**WHAT YOU HAVE TO DO**: Images are excluded; otherwise, output every record exactly.

↓

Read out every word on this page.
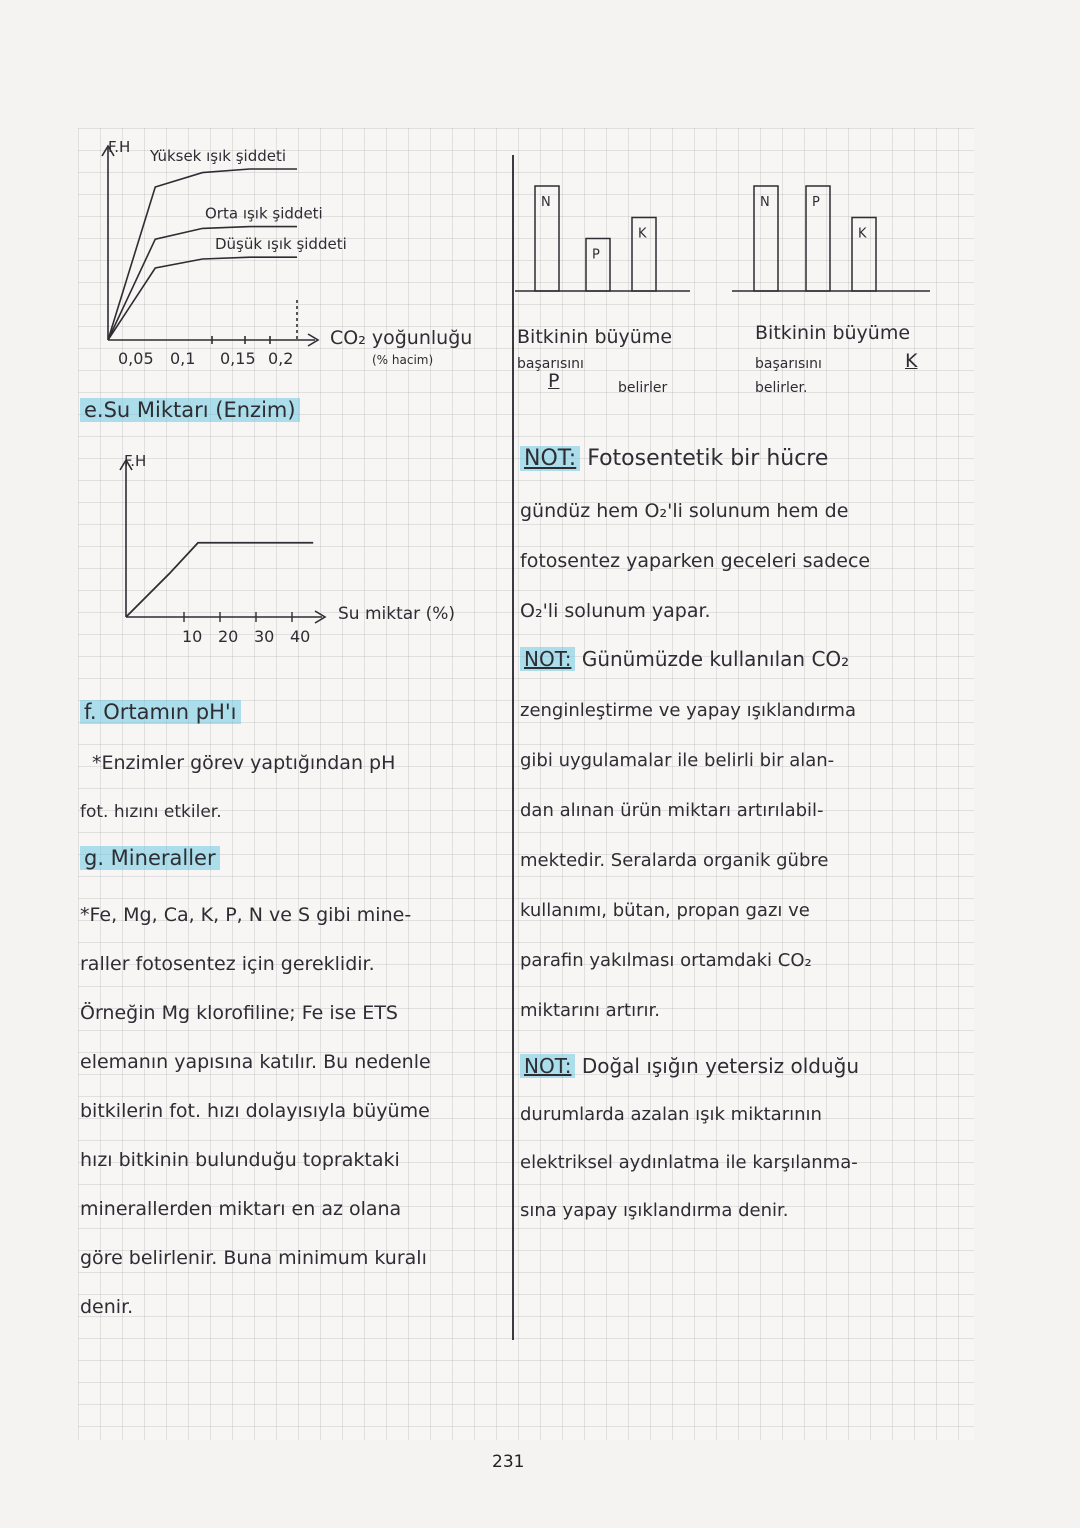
Yüksek ışık şiddeti
Orta ışık şiddeti
Düşük ışık şiddeti
F.H
CO₂ yoğunluğu
(% hacim)
0,05 0,1 0,15 0,2
F.H
Su miktar (%)
10 20 30 40
N
P
K
N	P
K
Bitkinin büyüme
başarısını
P	belirler
Bitkinin büyüme
başarısını	K
belirler.
e.Su Miktarı (Enzim)
f. Ortamın pH'ı
*Enzimler görev yaptığından pH
fot. hızını etkiler.
g. Mineraller
*Fe, Mg, Ca, K, P, N ve S gibi mine-
raller fotosentez için gereklidir.
Örneğin Mg klorofiline; Fe ise ETS
elemanın yapısına katılır. Bu nedenle
bitkilerin fot. hızı dolayısıyla büyüme
hızı bitkinin bulunduğu topraktaki
minerallerden miktarı en az olana
göre belirlenir. Buna minimum kuralı
denir.
NOT: Fotosentetik bir hücre
gündüz hem O₂'li solunum hem de
fotosentez yaparken geceleri sadece
O₂'li solunum yapar.
NOT: Günümüzde kullanılan CO₂
zenginleştirme ve yapay ışıklandırma
gibi uygulamalar ile belirli bir alan-
dan alınan ürün miktarı artırılabil-
mektedir. Seralarda organik gübre
kullanımı, bütan, propan gazı ve
parafin yakılması ortamdaki CO₂
miktarını artırır.
NOT: Doğal ışığın yetersiz olduğu
durumlarda azalan ışık miktarının
elektriksel aydınlatma ile karşılanma-
sına yapay ışıklandırma denir.
231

↑

**THE SOLUTION**:
Read out every word on this page.
Yüksek ışık şiddeti
Orta ışık şiddeti
Düşük ışık şiddeti
F.H
CO₂ yoğunluğu
(% hacim)
0,05 0,1 0,15 0,2
F.H
Su miktar (%)
10 20 30 40
N
P
K
N	P
K
Bitkinin büyüme
başarısını
P	belirler
Bitkinin büyüme
başarısını	K
belirler.
e.Su Miktarı (Enzim)
f. Ortamın pH'ı
*Enzimler görev yaptığından pH
fot. hızını etkiler.
g. Mineraller
*Fe, Mg, Ca, K, P, N ve S gibi mine-
raller fotosentez için gereklidir.
Örneğin Mg klorofiline; Fe ise ETS
elemanın yapısına katılır. Bu nedenle
bitkilerin fot. hızı dolayısıyla büyüme
hızı bitkinin bulunduğu topraktaki
minerallerden miktarı en az olana
göre belirlenir. Buna minimum kuralı
denir.
NOT: Fotosentetik bir hücre
gündüz hem O₂'li solunum hem de
fotosentez yaparken geceleri sadece
O₂'li solunum yapar.
NOT: Günümüzde kullanılan CO₂
zenginleştirme ve yapay ışıklandırma
gibi uygulamalar ile belirli bir alan-
dan alınan ürün miktarı artırılabil-
mektedir. Seralarda organik gübre
kullanımı, bütan, propan gazı ve
parafin yakılması ortamdaki CO₂
miktarını artırır.
NOT: Doğal ışığın yetersiz olduğu
durumlarda azalan ışık miktarının
elektriksel aydınlatma ile karşılanma-
sına yapay ışıklandırma denir.
231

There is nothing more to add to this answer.